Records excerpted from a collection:
=== Begin Enclosure ===

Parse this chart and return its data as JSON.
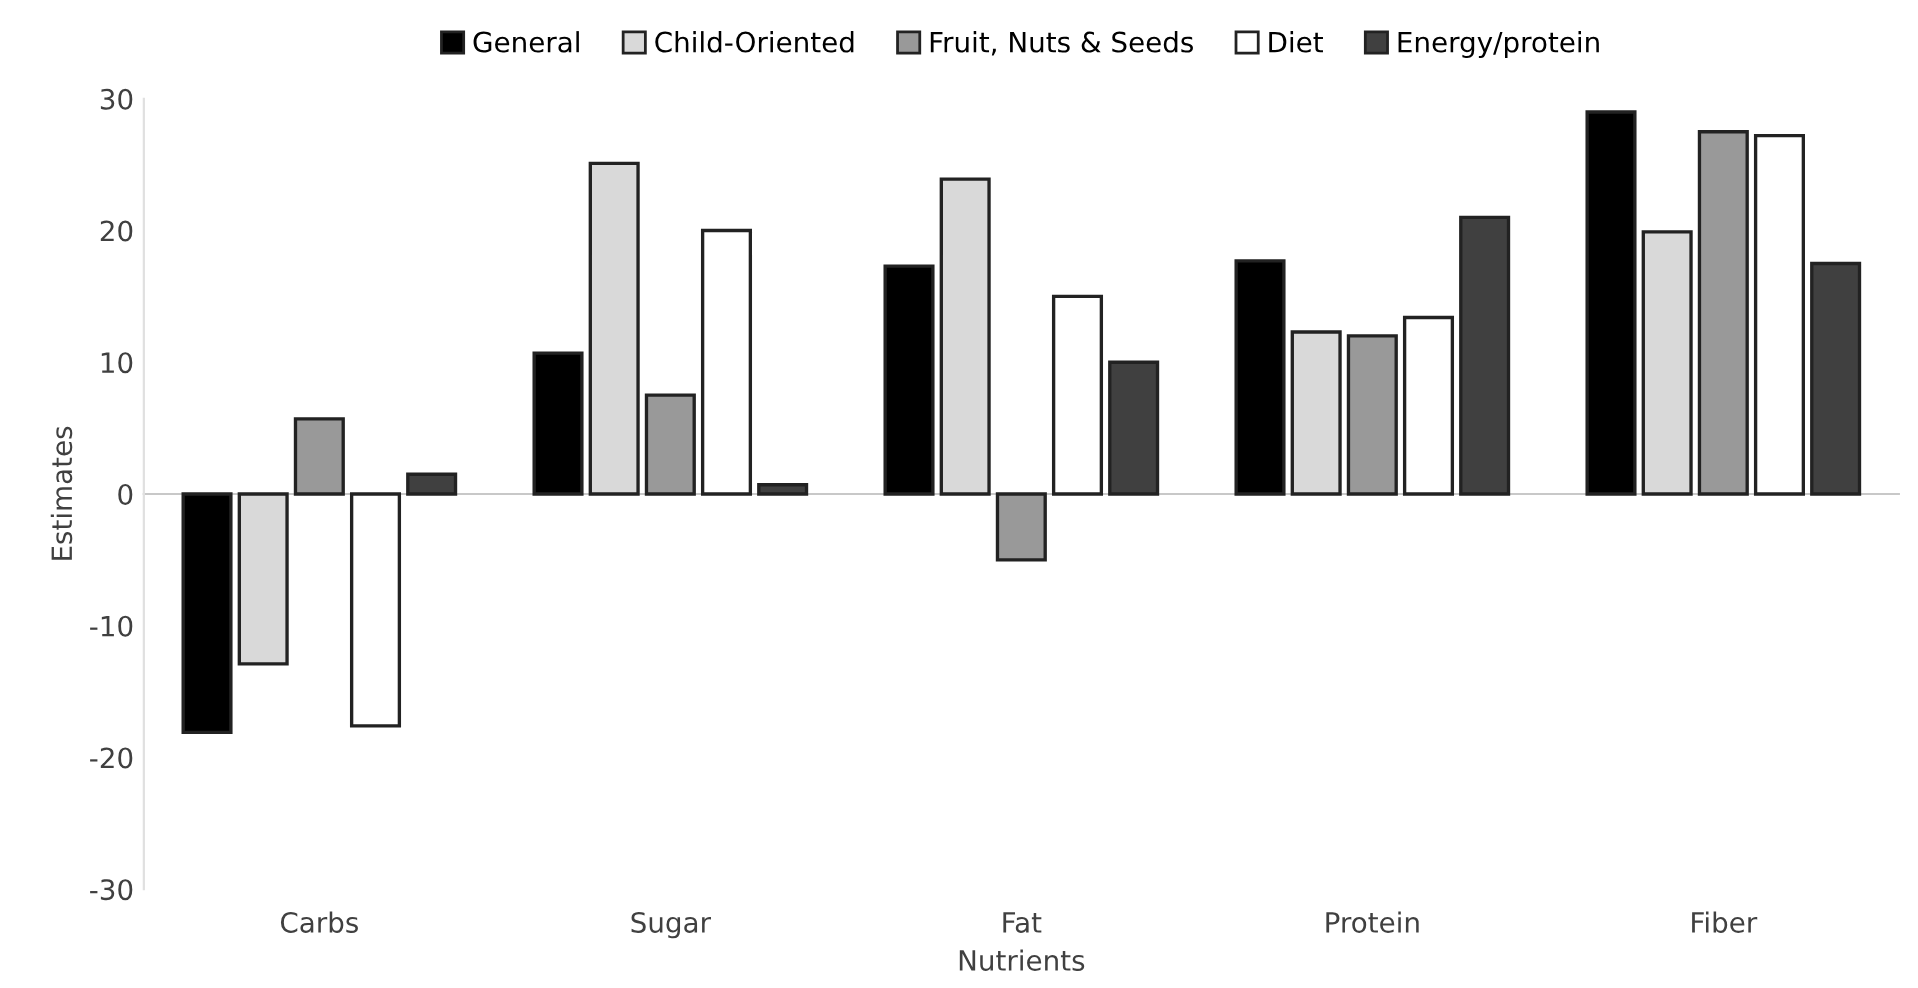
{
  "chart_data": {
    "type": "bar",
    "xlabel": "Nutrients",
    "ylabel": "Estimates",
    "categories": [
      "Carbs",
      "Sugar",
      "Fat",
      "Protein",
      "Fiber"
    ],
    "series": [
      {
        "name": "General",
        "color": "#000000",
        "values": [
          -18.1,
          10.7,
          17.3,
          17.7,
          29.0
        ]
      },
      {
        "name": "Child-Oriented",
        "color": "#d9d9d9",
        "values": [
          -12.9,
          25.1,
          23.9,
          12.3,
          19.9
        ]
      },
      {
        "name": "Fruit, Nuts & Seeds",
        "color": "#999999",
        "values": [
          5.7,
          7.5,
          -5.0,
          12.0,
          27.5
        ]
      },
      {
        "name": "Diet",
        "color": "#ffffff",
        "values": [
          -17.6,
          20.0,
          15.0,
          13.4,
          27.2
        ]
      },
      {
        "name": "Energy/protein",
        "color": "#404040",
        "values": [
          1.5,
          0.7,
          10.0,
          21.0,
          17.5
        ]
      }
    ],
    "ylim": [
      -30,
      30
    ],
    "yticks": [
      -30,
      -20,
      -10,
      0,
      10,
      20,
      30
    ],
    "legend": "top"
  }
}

=== End Enclosure ===

▶ DIRECTIONS: Please provide a faithful transcription of all the data, pictures excluded.

▶ ANSWER SPACE:
Parse this chart and return its data as JSON.
{
  "chart_data": {
    "type": "bar",
    "xlabel": "Nutrients",
    "ylabel": "Estimates",
    "categories": [
      "Carbs",
      "Sugar",
      "Fat",
      "Protein",
      "Fiber"
    ],
    "series": [
      {
        "name": "General",
        "color": "#000000",
        "values": [
          -18.1,
          10.7,
          17.3,
          17.7,
          29.0
        ]
      },
      {
        "name": "Child-Oriented",
        "color": "#d9d9d9",
        "values": [
          -12.9,
          25.1,
          23.9,
          12.3,
          19.9
        ]
      },
      {
        "name": "Fruit, Nuts & Seeds",
        "color": "#999999",
        "values": [
          5.7,
          7.5,
          -5.0,
          12.0,
          27.5
        ]
      },
      {
        "name": "Diet",
        "color": "#ffffff",
        "values": [
          -17.6,
          20.0,
          15.0,
          13.4,
          27.2
        ]
      },
      {
        "name": "Energy/protein",
        "color": "#404040",
        "values": [
          1.5,
          0.7,
          10.0,
          21.0,
          17.5
        ]
      }
    ],
    "ylim": [
      -30,
      30
    ],
    "yticks": [
      -30,
      -20,
      -10,
      0,
      10,
      20,
      30
    ],
    "legend": "top"
  }
}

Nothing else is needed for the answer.